• SET PROBLEM
Please carry on the reflection about praying to see God everywhere, starting right after its last sentence and leaving the rows aside.

• DOCUMENT PASSAGE

-- -- --

“I pray that the eyes of your heart may be enlightened in order that you may know the hope to which he has called you, the riches of his glorious inheritance in his holy people, and his incomparably great power for us who believe.”
I prayed for awareness. I prayed that God would open the eyes of my heart so I that might see him – all around me—in everything, in every face and in every situation. I haven’t been looking as well as I want and I want to see Jesus.
When my grandson Zac was about seven years old, he and his sisters lived with us for a time. He had ADHD and hated to walk three blocks to school alone. He was terrified of that and there were times when he wouldn’t walk even with his sisters. One day, I began walking with him and I was silently fuming, but Zac was very happy. After a bit he asked, “Grandma, did you ever notice how sparkly the grass is in the morning after it rains?” Well, not recently I was sure. We talked later about why he was so afraid to go to school on his own but had no problem at all walking home alone. He was afraid he would get distracted and not get to school on time but he knew he would get home.
Zac, though he didn’t know it, was a spiritual director for me at the moment. He pointed out to me the divine light of creation in the sparkly grass—The Holy light of God. I saw it. But I get distracted; sometimes, I forget to look, but I want to.
Then…just recently…I saw a story on Facebook about the discovery of new galaxies forming in the universe. Many of these galaxies are larger than our own Milky Way. The tiny, tiny dot of Earth was shown in the midst of the vastness, and there was still more universe than they could see. I couldn’t breathe. There were no words. To see God continually creating! And he loves me! Us! Us! On that tiny, tiny dot.

-- -- --

• MATERIAL PROVIDED
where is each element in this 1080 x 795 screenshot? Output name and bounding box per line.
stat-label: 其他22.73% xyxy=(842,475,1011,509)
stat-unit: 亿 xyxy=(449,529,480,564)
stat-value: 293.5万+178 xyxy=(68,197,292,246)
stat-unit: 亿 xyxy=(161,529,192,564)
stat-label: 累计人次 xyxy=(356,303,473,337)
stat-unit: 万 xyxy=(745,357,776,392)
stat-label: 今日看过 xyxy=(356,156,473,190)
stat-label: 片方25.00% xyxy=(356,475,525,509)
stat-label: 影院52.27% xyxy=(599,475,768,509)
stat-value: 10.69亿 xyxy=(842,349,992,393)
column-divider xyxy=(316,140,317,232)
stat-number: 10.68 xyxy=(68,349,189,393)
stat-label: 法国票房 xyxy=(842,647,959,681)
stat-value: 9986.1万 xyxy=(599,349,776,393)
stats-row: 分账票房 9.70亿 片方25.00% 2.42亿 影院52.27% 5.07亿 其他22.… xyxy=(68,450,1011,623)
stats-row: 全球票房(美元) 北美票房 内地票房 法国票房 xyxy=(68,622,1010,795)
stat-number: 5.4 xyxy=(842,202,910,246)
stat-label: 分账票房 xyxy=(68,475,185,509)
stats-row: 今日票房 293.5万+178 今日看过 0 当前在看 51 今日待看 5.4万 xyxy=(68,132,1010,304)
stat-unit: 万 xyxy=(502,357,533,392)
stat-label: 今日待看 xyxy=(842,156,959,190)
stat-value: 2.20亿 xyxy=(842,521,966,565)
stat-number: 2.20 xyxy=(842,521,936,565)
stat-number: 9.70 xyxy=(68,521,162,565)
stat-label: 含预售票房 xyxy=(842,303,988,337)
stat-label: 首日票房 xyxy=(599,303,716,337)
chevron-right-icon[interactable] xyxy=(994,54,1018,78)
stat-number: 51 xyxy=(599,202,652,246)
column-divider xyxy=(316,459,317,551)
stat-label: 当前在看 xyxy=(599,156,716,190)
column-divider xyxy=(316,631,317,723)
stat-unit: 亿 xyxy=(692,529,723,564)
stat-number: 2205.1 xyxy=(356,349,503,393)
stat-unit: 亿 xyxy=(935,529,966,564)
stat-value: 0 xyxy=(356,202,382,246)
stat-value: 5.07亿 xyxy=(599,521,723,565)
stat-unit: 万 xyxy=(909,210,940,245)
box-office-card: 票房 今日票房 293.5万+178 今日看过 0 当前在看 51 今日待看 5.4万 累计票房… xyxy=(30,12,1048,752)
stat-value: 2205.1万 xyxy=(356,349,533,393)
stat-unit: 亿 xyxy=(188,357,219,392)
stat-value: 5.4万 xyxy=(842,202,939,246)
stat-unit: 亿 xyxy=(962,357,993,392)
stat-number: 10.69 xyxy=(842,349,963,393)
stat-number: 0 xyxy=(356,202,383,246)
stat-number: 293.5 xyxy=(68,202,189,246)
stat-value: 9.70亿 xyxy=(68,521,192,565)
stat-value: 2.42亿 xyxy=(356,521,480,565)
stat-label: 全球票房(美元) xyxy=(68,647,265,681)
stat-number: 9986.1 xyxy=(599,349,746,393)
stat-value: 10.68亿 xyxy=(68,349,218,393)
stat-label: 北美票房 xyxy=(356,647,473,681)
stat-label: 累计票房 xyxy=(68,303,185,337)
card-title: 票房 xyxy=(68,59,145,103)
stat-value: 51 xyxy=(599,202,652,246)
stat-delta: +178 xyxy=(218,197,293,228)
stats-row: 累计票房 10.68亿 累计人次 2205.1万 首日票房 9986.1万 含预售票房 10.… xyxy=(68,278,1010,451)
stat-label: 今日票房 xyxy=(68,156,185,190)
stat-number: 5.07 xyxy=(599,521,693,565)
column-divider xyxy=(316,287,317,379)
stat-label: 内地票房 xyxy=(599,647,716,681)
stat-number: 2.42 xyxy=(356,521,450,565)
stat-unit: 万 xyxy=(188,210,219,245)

-- -- --

• TASK RESPONSE
I saw pain on the face of a friend. I gave her a hug and asked if she needed to talk. She did. I did, too, though I didn’t know it at first. Jesus knew.
I became aware, while on retreat, that I had taken out too much food for breakfast. I wasn’t really hungry. It couldn’t be saved for later and what was thrown away might have been almost enough for someone without. Forgive me, Lord.
From my writing window, I saw a small flower blooming in tall weeds. I grabbed my camera and went out in chilly, breezy weather in my robe to capture a photo. A meditation there, I think, about beauty and the Light of God in the midst of mess. Always. Always!
On retreat, at our last meal together, we were allowed to talk. Mostly, we are silent. I mentioned that I was praying for awareness and when asked about it, I told Zac’s story. One table companion asked me how I get awareness. “I ask”, I told her. I just ask. As we were leaving, another gave me his card and said, “Please, send me your research on awareness when you finish.” Uh…ok! But, I have no research. I ask, begin to look, then tell the stories. I pray I never finish.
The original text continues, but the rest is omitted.